# [Problem to solve]
Copy out each line of the material in which the word "Market" appears.

# [Dataset records]

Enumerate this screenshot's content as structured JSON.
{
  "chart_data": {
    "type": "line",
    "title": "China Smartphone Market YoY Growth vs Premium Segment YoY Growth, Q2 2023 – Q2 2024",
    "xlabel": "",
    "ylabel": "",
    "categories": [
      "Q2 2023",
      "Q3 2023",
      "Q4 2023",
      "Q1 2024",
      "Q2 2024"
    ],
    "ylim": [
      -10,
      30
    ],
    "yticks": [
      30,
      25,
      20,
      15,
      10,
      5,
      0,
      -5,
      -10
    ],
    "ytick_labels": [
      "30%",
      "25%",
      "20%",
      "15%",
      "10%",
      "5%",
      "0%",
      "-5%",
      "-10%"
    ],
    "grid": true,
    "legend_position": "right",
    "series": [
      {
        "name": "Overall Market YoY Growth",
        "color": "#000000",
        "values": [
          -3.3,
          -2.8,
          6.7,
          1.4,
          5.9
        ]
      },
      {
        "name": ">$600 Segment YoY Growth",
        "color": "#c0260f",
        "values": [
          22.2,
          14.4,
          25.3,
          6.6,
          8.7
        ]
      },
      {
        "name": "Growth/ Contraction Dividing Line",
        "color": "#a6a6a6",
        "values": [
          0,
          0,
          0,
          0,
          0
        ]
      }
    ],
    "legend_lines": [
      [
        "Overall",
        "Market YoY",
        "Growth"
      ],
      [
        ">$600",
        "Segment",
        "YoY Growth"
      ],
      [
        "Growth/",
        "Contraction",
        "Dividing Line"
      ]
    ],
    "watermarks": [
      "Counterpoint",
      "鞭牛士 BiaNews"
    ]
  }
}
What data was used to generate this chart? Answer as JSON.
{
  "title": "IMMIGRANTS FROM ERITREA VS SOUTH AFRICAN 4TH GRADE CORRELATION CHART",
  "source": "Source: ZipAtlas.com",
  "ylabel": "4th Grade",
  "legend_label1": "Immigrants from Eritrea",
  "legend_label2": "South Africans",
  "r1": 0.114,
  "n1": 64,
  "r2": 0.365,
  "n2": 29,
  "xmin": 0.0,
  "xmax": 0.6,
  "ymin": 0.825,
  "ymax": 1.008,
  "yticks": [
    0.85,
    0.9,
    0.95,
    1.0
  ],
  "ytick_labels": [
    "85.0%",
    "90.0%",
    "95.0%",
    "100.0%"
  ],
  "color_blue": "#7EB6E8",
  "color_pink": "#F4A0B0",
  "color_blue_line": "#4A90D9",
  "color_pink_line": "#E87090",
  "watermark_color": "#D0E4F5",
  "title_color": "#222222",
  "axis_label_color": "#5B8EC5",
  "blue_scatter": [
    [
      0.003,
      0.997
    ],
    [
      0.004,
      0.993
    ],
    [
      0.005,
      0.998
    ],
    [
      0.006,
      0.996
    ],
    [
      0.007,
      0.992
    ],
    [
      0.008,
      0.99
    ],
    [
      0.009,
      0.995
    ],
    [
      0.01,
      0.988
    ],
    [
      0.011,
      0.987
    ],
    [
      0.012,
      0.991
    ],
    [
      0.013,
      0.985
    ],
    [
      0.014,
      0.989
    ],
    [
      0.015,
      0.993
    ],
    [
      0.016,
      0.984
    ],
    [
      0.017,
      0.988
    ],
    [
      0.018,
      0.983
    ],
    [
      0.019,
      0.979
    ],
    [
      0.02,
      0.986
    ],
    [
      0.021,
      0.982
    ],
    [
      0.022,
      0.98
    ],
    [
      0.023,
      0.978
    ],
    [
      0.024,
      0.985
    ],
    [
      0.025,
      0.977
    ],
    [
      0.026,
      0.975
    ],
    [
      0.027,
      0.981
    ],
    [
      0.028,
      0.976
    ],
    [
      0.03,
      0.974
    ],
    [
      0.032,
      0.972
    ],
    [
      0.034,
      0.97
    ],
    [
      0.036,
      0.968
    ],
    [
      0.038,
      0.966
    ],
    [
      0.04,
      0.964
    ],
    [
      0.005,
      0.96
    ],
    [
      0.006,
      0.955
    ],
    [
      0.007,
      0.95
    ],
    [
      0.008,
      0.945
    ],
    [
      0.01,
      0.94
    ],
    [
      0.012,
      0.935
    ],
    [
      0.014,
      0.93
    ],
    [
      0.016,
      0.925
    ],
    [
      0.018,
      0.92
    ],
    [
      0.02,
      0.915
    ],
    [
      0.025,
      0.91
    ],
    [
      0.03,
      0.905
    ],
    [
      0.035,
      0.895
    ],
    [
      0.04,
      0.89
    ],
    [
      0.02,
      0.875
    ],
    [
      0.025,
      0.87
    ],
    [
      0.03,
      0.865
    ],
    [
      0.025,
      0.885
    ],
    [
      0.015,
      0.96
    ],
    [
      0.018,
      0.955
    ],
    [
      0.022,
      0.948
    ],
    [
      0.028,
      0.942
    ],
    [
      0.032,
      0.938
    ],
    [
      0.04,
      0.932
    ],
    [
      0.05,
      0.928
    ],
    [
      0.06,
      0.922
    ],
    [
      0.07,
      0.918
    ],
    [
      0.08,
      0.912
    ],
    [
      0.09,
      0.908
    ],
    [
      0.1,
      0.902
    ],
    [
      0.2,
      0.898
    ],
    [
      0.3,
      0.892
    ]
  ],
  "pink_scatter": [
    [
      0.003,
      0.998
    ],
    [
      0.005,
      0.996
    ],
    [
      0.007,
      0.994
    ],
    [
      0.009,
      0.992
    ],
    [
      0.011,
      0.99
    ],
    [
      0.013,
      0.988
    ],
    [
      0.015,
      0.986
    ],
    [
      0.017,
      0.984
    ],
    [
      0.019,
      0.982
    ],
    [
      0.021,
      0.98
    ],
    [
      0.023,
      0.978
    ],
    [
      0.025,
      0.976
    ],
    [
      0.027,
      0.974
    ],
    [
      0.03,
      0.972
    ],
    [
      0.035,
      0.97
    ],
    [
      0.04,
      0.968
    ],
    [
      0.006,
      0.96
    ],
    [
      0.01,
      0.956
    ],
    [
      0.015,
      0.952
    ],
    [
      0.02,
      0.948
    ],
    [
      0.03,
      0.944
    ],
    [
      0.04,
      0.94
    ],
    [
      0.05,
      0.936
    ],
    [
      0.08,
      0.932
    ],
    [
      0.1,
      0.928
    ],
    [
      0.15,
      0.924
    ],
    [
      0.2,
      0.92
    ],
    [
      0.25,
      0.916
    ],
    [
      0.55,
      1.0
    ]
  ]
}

# [Solution to the exercise]
    "title": "China Smartphone Market YoY Growth vs Premium Segment YoY Growth, Q2 2023 – Q2 2024",
        "name": "Overall Market YoY Growth",
        "Market YoY",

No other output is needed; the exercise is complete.